**INSTRUCTIONS FOR THE TASK**
Reproduce all entries word for word.

[BEGIN MATERIAL SHOWN]

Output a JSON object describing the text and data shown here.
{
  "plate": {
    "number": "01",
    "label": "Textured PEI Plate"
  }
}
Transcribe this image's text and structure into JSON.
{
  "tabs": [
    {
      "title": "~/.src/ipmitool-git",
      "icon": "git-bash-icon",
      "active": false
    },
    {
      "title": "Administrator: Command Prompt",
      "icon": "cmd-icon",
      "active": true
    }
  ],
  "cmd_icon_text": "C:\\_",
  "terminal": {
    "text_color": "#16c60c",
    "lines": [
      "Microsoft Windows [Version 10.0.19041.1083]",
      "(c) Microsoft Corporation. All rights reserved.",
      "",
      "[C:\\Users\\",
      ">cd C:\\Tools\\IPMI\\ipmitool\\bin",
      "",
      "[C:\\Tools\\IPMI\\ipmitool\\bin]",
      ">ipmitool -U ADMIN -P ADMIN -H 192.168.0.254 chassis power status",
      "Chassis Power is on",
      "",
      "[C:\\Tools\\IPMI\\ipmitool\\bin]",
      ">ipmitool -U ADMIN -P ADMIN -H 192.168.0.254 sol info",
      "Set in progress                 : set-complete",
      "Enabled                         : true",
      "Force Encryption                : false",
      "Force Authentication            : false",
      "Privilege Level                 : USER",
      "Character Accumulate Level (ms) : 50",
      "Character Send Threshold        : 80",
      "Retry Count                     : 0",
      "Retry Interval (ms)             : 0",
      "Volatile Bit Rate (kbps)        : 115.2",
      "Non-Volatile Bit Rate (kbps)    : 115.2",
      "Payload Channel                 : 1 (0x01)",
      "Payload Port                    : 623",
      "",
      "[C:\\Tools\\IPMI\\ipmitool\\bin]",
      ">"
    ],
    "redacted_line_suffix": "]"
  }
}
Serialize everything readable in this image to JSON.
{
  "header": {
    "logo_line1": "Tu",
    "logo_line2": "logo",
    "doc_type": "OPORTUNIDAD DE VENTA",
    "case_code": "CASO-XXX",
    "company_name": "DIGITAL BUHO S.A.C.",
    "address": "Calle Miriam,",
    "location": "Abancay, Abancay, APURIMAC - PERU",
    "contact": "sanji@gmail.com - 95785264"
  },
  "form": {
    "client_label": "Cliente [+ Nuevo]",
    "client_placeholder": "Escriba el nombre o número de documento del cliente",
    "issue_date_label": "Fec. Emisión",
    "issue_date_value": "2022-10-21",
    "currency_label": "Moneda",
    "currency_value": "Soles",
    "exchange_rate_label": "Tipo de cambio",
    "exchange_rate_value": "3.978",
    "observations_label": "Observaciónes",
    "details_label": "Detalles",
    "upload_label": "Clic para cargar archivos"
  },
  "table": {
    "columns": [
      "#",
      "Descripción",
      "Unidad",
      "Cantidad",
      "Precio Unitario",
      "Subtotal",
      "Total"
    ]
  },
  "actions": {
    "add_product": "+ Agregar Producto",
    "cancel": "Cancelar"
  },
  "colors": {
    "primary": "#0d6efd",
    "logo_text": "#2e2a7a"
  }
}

[END MATERIAL SHOWN]

**TASK RESPONSE**
Output a JSON object describing the text and data shown here.
{
  "plate": {
    "number": "01",
    "label": "Textured PEI Plate"
  }
}
Transcribe this image's text and structure into JSON.
{
  "tabs": [
    {
      "title": "~/.src/ipmitool-git",
      "icon": "git-bash-icon",
      "active": false
    },
    {
      "title": "Administrator: Command Prompt",
      "icon": "cmd-icon",
      "active": true
    }
  ],
  "cmd_icon_text": "C:\\_",
  "terminal": {
    "text_color": "#16c60c",
    "lines": [
      "Microsoft Windows [Version 10.0.19041.1083]",
      "(c) Microsoft Corporation. All rights reserved.",
      "",
      "[C:\\Users\\",
      ">cd C:\\Tools\\IPMI\\ipmitool\\bin",
      "",
      "[C:\\Tools\\IPMI\\ipmitool\\bin]",
      ">ipmitool -U ADMIN -P ADMIN -H 192.168.0.254 chassis power status",
      "Chassis Power is on",
      "",
      "[C:\\Tools\\IPMI\\ipmitool\\bin]",
      ">ipmitool -U ADMIN -P ADMIN -H 192.168.0.254 sol info",
      "Set in progress                 : set-complete",
      "Enabled                         : true",
      "Force Encryption                : false",
      "Force Authentication            : false",
      "Privilege Level                 : USER",
      "Character Accumulate Level (ms) : 50",
      "Character Send Threshold        : 80",
      "Retry Count                     : 0",
      "Retry Interval (ms)             : 0",
      "Volatile Bit Rate (kbps)        : 115.2",
      "Non-Volatile Bit Rate (kbps)    : 115.2",
      "Payload Channel                 : 1 (0x01)",
      "Payload Port                    : 623",
      "",
      "[C:\\Tools\\IPMI\\ipmitool\\bin]",
      ">"
    ],
    "redacted_line_suffix": "]"
  }
}
Serialize everything readable in this image to JSON.
{
  "header": {
    "logo_line1": "Tu",
    "logo_line2": "logo",
    "doc_type": "OPORTUNIDAD DE VENTA",
    "case_code": "CASO-XXX",
    "company_name": "DIGITAL BUHO S.A.C.",
    "address": "Calle Miriam,",
    "location": "Abancay, Abancay, APURIMAC - PERU",
    "contact": "sanji@gmail.com - 95785264"
  },
  "form": {
    "client_label": "Cliente [+ Nuevo]",
    "client_placeholder": "Escriba el nombre o número de documento del cliente",
    "issue_date_label": "Fec. Emisión",
    "issue_date_value": "2022-10-21",
    "currency_label": "Moneda",
    "currency_value": "Soles",
    "exchange_rate_label": "Tipo de cambio",
    "exchange_rate_value": "3.978",
    "observations_label": "Observaciónes",
    "details_label": "Detalles",
    "upload_label": "Clic para cargar archivos"
  },
  "table": {
    "columns": [
      "#",
      "Descripción",
      "Unidad",
      "Cantidad",
      "Precio Unitario",
      "Subtotal",
      "Total"
    ]
  },
  "actions": {
    "add_product": "+ Agregar Producto",
    "cancel": "Cancelar"
  },
  "colors": {
    "primary": "#0d6efd",
    "logo_text": "#2e2a7a"
  }
}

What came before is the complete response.